[Recorded data]
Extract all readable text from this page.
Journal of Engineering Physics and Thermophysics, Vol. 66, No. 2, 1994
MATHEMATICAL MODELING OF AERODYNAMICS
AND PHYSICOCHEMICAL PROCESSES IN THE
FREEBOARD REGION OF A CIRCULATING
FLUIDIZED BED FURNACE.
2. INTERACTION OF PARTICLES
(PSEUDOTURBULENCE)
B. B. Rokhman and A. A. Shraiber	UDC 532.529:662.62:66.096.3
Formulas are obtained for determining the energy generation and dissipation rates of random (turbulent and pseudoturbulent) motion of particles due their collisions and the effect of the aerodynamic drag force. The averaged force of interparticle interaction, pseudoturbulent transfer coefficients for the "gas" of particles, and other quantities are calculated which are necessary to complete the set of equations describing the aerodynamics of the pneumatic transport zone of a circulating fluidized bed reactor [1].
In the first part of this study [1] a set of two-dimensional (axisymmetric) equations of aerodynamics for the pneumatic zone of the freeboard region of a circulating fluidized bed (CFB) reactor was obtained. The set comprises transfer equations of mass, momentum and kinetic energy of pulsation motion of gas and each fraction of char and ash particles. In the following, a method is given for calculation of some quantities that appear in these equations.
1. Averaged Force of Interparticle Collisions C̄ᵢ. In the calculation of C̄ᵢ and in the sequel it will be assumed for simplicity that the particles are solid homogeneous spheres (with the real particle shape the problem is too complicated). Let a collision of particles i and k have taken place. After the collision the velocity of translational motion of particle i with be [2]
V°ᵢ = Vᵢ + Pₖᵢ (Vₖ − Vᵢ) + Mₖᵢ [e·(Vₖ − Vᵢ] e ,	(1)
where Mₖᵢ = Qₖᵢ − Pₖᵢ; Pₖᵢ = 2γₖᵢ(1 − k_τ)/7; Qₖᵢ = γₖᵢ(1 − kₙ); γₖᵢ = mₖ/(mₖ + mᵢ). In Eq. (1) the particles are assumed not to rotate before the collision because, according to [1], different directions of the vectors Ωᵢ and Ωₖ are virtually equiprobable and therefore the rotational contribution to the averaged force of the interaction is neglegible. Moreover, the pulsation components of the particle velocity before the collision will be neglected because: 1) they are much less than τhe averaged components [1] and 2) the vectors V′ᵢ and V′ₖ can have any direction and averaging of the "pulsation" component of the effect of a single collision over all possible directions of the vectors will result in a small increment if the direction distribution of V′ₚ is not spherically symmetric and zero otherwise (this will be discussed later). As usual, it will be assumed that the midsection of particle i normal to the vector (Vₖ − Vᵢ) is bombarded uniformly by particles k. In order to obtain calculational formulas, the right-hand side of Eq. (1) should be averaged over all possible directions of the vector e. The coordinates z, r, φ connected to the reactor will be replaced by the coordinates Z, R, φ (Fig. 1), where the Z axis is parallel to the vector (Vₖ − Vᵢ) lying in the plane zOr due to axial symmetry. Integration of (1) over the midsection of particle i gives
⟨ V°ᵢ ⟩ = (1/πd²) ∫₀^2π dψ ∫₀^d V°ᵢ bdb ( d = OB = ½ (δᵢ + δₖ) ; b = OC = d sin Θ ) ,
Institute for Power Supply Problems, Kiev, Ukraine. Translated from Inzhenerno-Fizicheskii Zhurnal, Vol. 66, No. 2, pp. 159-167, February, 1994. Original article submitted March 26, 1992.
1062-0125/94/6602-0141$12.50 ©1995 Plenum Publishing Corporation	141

Stated exercise:
Copy all lines from the listing that contain "will".

The solution:
1. Averaged Force of Interparticle Collisions C̄ᵢ. In the calculation of C̄ᵢ and in the sequel it will be assumed for simplicity that the particles are solid homogeneous spheres (with the real particle shape the problem is too complicated). Let a collision of particles i and k have taken place. After the collision the velocity of translational motion of particle i with be [2]
where Mₖᵢ = Qₖᵢ − Pₖᵢ; Pₖᵢ = 2γₖᵢ(1 − k_τ)/7; Qₖᵢ = γₖᵢ(1 − kₙ); γₖᵢ = mₖ/(mₖ + mᵢ). In Eq. (1) the particles are assumed not to rotate before the collision because, according to [1], different directions of the vectors Ωᵢ and Ωₖ are virtually equiprobable and therefore the rotational contribution to the averaged force of the interaction is neglegible. Moreover, the pulsation components of the particle velocity before the collision will be neglected because: 1) they are much less than τhe averaged components [1] and 2) the vectors V′ᵢ and V′ₖ can have any direction and averaging of the "pulsation" component of the effect of a single collision over all possible directions of the vectors will result in a small increment if the direction distribution of V′ₚ is not spherically symmetric and zero otherwise (this will be discussed later). As usual, it will be assumed that the midsection of particle i normal to the vector (Vₖ − Vᵢ) is bombarded uniformly by particles k. In order to obtain calculational formulas, the right-hand side of Eq. (1) should be averaged over all possible directions of the vector e. The coordinates z, r, φ connected to the reactor will be replaced by the coordinates Z, R, φ (Fig. 1), where the Z axis is parallel to the vector (Vₖ − Vᵢ) lying in the plane zOr due to axial symmetry. Integration of (1) over the midsection of particle i gives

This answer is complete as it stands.